→ EXERCISE OBJECTIVE:
Every line from the one with "Read this page and output its text content." to the end of the data needs to be copied exactly, and no line before it.

→ EXTRACTED DATA:
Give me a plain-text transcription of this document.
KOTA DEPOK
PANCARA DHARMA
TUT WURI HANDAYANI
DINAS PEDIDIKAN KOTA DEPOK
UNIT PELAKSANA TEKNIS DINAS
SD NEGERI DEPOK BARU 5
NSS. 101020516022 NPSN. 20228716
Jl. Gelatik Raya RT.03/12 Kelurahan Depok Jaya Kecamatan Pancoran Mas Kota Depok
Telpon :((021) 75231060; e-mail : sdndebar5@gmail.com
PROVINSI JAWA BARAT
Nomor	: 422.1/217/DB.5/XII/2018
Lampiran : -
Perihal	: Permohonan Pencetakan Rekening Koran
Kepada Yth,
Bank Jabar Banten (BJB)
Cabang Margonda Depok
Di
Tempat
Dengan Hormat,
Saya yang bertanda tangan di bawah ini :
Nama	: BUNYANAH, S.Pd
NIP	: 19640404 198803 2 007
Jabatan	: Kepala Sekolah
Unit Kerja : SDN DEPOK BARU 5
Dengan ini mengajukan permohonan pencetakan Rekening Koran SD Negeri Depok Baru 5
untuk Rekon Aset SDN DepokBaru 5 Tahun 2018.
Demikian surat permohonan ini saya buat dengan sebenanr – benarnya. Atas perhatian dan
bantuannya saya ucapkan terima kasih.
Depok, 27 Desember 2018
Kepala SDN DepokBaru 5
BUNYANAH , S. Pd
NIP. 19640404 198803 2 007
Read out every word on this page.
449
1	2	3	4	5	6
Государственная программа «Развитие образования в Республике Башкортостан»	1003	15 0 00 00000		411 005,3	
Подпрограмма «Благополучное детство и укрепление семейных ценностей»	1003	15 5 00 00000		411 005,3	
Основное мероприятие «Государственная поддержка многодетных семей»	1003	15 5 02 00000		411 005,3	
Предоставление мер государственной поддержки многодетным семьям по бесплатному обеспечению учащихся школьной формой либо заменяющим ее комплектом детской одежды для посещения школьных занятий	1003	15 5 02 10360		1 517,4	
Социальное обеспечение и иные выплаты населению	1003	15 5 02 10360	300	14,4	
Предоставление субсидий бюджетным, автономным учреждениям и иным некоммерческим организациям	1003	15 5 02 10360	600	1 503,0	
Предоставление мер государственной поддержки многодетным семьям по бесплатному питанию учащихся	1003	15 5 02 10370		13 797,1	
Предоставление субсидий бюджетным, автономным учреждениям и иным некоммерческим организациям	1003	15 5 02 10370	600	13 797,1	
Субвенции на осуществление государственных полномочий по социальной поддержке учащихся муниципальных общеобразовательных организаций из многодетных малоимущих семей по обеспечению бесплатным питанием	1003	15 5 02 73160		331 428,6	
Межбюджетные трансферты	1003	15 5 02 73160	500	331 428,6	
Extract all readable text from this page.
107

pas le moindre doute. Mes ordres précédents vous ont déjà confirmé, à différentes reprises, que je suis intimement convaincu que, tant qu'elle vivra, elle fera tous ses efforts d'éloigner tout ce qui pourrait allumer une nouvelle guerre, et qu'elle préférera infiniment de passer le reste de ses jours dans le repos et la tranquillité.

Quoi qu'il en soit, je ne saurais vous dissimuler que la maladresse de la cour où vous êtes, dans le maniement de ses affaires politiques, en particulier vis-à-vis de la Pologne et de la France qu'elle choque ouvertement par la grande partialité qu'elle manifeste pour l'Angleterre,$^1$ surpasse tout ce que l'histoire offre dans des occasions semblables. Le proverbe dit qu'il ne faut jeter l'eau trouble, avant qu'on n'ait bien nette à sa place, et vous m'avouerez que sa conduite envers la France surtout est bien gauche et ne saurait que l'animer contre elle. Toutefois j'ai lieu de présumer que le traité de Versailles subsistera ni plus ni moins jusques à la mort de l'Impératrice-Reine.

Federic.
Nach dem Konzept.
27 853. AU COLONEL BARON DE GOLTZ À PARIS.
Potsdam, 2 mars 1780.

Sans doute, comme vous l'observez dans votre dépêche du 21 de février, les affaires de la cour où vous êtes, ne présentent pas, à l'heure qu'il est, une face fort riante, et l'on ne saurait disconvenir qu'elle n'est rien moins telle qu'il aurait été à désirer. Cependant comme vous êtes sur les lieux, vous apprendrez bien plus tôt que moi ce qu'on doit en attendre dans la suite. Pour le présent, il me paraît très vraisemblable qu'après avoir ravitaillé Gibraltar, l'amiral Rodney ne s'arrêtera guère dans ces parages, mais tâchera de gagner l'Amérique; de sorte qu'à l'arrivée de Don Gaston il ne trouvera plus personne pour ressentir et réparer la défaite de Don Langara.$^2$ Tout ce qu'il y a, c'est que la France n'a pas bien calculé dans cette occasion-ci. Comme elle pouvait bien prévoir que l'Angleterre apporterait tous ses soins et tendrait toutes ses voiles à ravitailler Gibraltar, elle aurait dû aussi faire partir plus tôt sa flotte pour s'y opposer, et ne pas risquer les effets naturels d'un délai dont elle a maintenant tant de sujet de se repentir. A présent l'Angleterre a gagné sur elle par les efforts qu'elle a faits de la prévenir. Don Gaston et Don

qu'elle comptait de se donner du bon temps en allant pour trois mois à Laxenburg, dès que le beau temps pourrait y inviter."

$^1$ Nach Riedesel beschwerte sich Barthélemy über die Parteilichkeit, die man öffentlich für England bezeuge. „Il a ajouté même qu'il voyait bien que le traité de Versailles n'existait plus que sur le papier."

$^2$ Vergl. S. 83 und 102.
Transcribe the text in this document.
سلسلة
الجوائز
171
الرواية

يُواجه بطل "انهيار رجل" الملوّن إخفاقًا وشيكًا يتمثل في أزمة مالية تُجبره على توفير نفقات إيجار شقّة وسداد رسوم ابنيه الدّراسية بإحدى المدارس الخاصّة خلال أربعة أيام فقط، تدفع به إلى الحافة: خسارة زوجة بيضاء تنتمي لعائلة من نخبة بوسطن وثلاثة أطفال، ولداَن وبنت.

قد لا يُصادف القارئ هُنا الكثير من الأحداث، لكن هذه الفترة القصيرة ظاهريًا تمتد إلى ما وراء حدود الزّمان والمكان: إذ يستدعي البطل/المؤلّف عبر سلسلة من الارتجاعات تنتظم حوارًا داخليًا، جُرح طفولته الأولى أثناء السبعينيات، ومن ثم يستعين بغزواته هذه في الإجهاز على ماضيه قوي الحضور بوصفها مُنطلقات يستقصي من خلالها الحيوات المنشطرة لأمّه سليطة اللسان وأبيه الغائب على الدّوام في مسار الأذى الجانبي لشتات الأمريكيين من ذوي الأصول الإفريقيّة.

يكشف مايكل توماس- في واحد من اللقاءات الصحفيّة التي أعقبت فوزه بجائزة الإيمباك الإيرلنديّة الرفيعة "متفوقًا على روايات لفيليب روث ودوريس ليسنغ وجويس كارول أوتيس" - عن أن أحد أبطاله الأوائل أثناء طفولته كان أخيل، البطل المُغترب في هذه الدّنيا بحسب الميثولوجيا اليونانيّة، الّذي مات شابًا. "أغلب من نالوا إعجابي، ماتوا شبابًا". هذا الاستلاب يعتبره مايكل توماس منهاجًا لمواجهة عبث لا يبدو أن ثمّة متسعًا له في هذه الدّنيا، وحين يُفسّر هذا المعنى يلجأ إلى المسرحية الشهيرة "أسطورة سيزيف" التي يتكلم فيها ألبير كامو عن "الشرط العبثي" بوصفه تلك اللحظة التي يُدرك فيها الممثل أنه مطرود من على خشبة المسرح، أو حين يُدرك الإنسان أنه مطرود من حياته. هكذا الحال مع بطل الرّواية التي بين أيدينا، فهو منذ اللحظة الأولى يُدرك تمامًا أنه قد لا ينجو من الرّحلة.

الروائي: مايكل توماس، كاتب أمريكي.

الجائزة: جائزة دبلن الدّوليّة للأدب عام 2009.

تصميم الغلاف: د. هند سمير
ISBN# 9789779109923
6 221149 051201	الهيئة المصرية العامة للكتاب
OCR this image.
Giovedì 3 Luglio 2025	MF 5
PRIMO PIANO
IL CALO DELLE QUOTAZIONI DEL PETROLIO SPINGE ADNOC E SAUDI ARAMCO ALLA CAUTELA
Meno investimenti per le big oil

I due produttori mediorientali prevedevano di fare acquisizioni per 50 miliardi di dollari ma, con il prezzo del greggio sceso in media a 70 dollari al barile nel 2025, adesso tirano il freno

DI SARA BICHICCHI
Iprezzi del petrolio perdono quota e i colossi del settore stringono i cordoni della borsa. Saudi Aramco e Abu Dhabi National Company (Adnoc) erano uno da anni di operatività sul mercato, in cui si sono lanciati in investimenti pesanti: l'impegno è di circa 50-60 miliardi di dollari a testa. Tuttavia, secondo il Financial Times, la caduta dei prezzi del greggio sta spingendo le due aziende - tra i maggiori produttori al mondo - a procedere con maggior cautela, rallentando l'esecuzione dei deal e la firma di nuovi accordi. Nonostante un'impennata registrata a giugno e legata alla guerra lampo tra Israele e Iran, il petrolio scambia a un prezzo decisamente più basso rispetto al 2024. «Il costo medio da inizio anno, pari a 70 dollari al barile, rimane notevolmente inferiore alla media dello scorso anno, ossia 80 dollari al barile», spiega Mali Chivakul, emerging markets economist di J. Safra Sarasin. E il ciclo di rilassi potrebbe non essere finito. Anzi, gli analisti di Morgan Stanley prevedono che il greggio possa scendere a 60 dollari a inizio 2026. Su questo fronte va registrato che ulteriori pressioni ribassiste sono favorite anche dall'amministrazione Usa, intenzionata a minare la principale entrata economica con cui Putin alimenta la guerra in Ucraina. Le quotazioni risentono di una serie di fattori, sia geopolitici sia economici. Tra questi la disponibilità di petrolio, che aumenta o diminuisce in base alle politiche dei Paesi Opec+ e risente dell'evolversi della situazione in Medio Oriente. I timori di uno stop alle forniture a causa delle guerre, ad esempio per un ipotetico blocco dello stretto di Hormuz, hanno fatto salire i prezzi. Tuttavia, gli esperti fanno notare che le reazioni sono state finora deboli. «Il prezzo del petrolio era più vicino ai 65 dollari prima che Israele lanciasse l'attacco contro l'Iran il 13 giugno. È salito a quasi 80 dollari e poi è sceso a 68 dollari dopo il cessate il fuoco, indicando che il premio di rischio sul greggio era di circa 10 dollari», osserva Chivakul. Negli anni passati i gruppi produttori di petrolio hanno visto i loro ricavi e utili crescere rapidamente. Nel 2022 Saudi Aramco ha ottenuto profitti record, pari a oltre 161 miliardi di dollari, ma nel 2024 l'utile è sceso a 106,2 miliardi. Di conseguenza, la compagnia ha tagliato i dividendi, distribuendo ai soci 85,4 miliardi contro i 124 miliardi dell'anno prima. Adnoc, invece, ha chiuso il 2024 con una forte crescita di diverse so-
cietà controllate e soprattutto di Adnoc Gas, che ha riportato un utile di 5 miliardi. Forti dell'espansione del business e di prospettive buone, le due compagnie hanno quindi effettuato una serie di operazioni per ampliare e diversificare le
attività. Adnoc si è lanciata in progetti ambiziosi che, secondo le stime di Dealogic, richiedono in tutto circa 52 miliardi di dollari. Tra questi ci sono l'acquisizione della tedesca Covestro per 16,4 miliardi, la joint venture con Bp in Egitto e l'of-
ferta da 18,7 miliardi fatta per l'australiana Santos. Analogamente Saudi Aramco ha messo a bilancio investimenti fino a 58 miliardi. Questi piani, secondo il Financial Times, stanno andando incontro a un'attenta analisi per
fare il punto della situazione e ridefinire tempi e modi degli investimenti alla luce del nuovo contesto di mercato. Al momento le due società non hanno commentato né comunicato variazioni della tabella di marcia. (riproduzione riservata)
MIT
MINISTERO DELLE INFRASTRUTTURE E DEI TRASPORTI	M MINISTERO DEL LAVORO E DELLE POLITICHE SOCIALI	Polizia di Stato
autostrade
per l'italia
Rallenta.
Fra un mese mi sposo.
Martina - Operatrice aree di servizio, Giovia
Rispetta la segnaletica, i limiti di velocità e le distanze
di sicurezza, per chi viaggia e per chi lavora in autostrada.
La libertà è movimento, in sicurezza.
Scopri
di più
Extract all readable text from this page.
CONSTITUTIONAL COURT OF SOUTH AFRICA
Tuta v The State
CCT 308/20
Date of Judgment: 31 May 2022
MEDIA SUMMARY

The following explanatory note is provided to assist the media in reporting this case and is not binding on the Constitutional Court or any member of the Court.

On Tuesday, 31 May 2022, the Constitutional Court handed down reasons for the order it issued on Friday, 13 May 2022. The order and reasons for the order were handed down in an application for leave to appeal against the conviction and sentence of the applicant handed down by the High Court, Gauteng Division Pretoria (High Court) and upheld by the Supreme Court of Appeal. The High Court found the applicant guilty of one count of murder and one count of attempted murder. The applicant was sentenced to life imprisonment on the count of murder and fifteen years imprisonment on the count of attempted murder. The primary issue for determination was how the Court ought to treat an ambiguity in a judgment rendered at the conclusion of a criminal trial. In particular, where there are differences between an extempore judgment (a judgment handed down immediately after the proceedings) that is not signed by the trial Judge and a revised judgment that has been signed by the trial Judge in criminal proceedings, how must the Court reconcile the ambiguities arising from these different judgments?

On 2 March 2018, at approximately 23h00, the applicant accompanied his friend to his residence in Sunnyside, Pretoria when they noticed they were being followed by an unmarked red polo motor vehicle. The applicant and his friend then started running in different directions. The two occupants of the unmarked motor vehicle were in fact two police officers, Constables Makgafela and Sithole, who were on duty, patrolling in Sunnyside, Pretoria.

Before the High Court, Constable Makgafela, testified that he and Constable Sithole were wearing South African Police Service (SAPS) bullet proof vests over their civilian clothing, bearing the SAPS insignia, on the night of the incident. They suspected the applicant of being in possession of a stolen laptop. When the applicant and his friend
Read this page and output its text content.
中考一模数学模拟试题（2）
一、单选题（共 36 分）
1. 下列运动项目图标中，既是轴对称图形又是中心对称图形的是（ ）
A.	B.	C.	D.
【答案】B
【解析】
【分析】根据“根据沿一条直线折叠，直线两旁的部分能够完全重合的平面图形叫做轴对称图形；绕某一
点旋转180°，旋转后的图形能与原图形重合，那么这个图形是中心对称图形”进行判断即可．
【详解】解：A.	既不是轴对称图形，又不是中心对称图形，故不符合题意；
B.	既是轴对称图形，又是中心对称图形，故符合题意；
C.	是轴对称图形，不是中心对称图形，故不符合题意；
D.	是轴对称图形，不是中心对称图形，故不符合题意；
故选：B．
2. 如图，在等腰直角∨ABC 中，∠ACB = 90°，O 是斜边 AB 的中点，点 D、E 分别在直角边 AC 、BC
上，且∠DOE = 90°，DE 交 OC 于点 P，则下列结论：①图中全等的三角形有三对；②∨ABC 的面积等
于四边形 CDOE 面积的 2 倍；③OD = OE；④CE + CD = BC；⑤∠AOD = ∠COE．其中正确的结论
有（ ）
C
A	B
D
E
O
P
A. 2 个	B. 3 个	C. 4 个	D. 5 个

→ REPLY TO THE EXERCISE:
Read this page and output its text content.
中考一模数学模拟试题（2）
一、单选题（共 36 分）
1. 下列运动项目图标中，既是轴对称图形又是中心对称图形的是（ ）
A.	B.	C.	D.
【答案】B
【解析】
【分析】根据“根据沿一条直线折叠，直线两旁的部分能够完全重合的平面图形叫做轴对称图形；绕某一
点旋转180°，旋转后的图形能与原图形重合，那么这个图形是中心对称图形”进行判断即可．
【详解】解：A.	既不是轴对称图形，又不是中心对称图形，故不符合题意；
B.	既是轴对称图形，又是中心对称图形，故符合题意；
C.	是轴对称图形，不是中心对称图形，故不符合题意；
D.	是轴对称图形，不是中心对称图形，故不符合题意；
故选：B．
2. 如图，在等腰直角∨ABC 中，∠ACB = 90°，O 是斜边 AB 的中点，点 D、E 分别在直角边 AC 、BC
上，且∠DOE = 90°，DE 交 OC 于点 P，则下列结论：①图中全等的三角形有三对；②∨ABC 的面积等
于四边形 CDOE 面积的 2 倍；③OD = OE；④CE + CD = BC；⑤∠AOD = ∠COE．其中正确的结论
有（ ）
C
A	B
D
E
O
P
A. 2 个	B. 3 个	C. 4 个	D. 5 个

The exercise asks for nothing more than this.